**TASK:**
Count the lines in the records below that contain the word "snoRNA", and give only that count.

Records from a collection of figures
====

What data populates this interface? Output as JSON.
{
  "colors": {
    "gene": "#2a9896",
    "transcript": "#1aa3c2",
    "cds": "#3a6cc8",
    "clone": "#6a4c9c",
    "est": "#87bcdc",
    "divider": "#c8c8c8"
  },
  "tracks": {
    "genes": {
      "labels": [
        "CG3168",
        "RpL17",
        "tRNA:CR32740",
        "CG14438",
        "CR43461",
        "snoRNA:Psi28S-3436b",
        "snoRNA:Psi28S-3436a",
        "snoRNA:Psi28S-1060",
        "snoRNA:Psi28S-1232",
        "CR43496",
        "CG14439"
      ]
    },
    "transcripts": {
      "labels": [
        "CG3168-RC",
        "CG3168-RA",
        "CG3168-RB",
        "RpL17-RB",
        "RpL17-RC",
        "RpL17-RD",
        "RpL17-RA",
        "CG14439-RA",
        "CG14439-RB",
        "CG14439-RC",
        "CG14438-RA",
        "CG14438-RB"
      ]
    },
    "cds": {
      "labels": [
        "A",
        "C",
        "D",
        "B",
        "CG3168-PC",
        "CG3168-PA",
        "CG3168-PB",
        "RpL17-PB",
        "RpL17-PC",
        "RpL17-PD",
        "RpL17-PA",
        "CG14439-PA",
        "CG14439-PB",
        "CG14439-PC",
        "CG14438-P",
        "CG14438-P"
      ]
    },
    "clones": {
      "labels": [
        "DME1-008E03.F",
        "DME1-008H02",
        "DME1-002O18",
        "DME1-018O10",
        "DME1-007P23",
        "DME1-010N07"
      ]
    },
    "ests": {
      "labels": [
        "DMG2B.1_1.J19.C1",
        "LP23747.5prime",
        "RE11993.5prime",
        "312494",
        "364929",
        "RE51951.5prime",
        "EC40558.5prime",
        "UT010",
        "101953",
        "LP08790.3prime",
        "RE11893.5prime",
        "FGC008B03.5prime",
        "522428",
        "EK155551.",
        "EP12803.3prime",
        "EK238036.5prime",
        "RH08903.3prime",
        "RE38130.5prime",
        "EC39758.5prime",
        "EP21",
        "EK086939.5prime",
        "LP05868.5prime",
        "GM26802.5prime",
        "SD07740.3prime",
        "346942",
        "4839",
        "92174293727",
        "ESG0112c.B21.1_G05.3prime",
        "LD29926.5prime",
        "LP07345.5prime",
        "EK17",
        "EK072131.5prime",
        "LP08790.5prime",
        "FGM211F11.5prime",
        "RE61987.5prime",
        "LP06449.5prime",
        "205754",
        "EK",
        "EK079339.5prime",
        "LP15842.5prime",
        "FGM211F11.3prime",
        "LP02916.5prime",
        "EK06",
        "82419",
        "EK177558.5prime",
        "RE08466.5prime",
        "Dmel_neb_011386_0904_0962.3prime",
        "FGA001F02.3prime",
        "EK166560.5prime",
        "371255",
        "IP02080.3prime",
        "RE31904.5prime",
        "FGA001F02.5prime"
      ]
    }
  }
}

====

**WRITTEN ANSWER:**
4